— START OF Listed entries —
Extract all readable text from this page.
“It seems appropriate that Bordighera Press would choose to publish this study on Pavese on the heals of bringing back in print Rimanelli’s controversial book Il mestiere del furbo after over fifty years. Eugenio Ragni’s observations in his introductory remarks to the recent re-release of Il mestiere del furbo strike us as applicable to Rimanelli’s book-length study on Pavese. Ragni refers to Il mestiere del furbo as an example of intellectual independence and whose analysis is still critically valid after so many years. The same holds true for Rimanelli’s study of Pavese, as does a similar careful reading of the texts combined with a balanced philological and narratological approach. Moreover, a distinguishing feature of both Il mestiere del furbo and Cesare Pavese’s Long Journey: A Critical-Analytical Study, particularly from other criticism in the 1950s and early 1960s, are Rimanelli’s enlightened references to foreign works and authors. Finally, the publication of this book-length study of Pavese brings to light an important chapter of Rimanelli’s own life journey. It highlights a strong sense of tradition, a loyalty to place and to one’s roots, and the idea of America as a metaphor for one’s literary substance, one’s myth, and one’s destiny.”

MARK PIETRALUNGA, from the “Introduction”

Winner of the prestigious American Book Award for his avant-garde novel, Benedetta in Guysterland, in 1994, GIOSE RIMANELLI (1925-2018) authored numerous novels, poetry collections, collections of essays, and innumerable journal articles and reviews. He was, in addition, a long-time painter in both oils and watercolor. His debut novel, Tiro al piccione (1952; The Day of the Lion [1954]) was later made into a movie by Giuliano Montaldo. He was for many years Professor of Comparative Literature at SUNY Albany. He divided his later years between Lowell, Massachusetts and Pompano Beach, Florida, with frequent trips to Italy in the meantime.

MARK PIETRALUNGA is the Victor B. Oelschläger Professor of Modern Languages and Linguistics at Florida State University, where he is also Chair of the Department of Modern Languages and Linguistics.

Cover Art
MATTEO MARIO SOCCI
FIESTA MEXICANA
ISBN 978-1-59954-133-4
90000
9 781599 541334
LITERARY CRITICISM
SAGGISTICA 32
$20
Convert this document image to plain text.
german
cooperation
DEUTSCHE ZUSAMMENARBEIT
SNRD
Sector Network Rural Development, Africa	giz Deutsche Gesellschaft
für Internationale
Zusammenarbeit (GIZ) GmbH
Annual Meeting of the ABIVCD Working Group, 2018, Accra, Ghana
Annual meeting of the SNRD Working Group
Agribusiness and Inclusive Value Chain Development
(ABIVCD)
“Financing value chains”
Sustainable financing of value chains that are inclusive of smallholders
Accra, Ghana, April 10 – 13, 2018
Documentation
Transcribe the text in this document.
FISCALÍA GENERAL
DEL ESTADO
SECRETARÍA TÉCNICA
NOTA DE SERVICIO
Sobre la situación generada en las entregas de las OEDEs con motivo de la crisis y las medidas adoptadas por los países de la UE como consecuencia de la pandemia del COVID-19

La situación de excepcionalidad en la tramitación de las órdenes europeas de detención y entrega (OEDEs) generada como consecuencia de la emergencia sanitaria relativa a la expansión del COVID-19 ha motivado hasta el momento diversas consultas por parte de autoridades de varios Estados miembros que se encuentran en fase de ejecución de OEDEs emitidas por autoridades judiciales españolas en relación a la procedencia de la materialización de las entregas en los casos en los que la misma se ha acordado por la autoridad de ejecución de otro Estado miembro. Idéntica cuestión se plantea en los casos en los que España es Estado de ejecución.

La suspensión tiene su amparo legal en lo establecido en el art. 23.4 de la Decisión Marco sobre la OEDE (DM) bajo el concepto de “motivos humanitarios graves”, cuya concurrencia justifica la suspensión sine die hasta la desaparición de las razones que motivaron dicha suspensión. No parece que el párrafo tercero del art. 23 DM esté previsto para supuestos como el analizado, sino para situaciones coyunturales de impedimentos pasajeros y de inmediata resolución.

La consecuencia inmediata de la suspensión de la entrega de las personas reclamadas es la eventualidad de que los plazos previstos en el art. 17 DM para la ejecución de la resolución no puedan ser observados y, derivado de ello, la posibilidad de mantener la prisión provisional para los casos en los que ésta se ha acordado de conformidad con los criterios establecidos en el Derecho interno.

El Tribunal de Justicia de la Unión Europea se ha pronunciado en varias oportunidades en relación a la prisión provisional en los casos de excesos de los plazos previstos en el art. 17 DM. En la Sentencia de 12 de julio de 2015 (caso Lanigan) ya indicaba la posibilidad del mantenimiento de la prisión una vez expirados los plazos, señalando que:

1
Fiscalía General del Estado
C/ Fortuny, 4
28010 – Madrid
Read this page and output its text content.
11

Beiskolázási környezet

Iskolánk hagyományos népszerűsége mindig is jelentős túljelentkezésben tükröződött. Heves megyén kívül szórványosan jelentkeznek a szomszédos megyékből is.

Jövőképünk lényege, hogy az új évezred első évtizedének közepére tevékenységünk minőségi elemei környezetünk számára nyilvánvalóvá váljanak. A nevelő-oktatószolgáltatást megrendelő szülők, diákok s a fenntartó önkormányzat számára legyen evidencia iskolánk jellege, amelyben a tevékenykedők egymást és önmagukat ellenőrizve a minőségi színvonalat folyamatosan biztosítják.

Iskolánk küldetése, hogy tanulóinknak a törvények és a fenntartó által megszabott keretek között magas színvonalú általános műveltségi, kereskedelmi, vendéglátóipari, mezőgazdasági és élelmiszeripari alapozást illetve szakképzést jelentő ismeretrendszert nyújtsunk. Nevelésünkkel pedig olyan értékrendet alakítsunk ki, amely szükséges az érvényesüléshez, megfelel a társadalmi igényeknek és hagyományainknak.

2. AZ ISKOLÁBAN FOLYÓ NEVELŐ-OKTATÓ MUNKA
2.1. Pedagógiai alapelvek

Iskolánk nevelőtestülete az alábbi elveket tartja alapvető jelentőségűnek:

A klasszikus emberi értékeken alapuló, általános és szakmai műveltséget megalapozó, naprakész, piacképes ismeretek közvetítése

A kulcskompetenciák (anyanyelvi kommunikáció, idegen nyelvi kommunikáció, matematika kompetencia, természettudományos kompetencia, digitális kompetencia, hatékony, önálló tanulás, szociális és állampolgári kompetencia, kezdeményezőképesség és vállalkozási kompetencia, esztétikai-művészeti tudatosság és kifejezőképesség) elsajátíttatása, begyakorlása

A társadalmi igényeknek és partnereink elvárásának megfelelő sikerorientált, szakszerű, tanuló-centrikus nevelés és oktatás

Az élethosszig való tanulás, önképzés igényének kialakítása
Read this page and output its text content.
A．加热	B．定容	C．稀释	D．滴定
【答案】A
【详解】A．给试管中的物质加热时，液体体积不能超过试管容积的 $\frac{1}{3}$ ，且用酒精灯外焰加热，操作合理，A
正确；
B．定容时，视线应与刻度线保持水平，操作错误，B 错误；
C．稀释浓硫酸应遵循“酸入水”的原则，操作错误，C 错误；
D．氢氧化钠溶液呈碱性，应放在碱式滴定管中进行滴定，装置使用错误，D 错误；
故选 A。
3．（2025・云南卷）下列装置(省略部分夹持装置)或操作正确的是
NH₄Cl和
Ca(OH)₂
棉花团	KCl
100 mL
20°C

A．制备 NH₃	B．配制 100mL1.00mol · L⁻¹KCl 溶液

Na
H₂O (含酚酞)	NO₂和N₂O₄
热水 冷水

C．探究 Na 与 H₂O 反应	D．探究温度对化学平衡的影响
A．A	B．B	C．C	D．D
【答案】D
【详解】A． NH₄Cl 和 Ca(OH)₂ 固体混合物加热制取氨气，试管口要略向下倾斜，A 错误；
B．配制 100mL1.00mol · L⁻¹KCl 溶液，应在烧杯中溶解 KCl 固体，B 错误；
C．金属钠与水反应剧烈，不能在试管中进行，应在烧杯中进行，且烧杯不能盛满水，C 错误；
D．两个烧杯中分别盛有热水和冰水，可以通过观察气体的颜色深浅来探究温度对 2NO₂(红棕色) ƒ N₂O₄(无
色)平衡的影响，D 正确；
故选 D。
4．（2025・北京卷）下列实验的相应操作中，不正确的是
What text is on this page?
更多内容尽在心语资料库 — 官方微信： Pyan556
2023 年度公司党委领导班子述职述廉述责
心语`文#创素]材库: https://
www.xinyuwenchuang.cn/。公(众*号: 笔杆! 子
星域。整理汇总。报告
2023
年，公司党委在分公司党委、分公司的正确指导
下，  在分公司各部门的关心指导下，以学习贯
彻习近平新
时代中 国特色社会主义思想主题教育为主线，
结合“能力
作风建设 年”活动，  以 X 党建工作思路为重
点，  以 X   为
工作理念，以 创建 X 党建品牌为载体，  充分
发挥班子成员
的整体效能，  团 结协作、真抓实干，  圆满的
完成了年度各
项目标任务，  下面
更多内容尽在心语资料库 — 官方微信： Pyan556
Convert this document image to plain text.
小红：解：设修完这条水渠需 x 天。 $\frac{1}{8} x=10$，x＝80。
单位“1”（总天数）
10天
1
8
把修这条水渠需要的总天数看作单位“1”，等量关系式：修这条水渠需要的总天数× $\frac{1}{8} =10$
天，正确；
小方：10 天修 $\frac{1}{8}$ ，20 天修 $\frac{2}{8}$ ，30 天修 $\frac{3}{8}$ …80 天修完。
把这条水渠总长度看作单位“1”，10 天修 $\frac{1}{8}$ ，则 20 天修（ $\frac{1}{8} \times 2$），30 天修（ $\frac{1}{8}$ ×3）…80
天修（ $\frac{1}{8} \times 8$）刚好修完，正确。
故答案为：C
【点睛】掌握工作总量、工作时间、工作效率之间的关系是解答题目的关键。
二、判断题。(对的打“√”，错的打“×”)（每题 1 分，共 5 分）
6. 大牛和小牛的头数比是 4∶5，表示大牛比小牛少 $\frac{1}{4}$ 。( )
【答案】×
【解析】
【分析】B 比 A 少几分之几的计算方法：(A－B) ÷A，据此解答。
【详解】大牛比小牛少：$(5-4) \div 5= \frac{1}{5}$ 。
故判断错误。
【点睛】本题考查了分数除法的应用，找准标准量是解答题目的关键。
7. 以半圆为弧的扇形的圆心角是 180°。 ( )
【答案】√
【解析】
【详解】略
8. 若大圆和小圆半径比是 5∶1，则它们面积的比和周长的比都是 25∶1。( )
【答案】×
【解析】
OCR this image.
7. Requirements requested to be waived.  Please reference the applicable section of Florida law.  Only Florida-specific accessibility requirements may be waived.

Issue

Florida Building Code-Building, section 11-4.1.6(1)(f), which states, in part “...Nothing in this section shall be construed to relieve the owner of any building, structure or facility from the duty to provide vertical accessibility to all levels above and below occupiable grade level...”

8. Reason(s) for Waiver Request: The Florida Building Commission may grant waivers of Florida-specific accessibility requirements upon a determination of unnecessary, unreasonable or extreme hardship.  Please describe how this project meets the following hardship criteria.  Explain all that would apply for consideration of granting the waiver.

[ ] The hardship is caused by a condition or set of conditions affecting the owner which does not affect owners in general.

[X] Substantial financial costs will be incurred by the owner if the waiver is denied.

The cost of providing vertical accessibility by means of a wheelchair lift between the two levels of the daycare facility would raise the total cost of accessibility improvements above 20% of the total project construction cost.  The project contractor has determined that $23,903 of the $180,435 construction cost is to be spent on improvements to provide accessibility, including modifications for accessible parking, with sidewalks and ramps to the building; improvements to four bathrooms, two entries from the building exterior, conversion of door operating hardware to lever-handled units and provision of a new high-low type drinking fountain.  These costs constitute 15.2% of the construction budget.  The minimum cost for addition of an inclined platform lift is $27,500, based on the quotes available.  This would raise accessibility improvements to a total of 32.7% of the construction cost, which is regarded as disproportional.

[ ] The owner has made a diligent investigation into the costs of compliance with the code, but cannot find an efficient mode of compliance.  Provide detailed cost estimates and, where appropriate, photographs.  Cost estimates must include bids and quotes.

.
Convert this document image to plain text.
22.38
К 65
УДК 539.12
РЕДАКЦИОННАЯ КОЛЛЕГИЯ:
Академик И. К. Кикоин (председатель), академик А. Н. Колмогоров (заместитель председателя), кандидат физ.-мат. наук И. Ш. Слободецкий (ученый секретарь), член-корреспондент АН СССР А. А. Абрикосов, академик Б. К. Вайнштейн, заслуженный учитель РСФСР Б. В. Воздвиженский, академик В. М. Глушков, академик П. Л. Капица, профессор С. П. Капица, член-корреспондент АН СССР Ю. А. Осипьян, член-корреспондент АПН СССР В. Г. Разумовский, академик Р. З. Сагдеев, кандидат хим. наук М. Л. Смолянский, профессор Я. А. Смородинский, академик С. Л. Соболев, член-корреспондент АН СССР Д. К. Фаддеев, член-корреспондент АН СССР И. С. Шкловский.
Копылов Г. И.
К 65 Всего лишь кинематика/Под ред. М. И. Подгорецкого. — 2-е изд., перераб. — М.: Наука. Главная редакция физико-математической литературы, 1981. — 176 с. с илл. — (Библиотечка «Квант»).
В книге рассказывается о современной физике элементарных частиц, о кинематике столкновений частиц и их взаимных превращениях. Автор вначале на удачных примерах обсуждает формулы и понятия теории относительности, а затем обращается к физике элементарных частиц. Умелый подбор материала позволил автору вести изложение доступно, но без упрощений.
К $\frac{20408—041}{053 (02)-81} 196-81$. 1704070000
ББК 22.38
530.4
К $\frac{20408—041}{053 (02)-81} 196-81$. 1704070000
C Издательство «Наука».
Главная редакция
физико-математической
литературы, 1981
— END OF Listed entries —
Extract, from the material above, each line holding the word "математической".

Written solution:
К 65 Всего лишь кинематика/Под ред. М. И. Подгорецкого. — 2-е изд., перераб. — М.: Наука. Главная редакция физико-математической литературы, 1981. — 176 с. с илл. — (Библиотечка «Квант»).
физико-математической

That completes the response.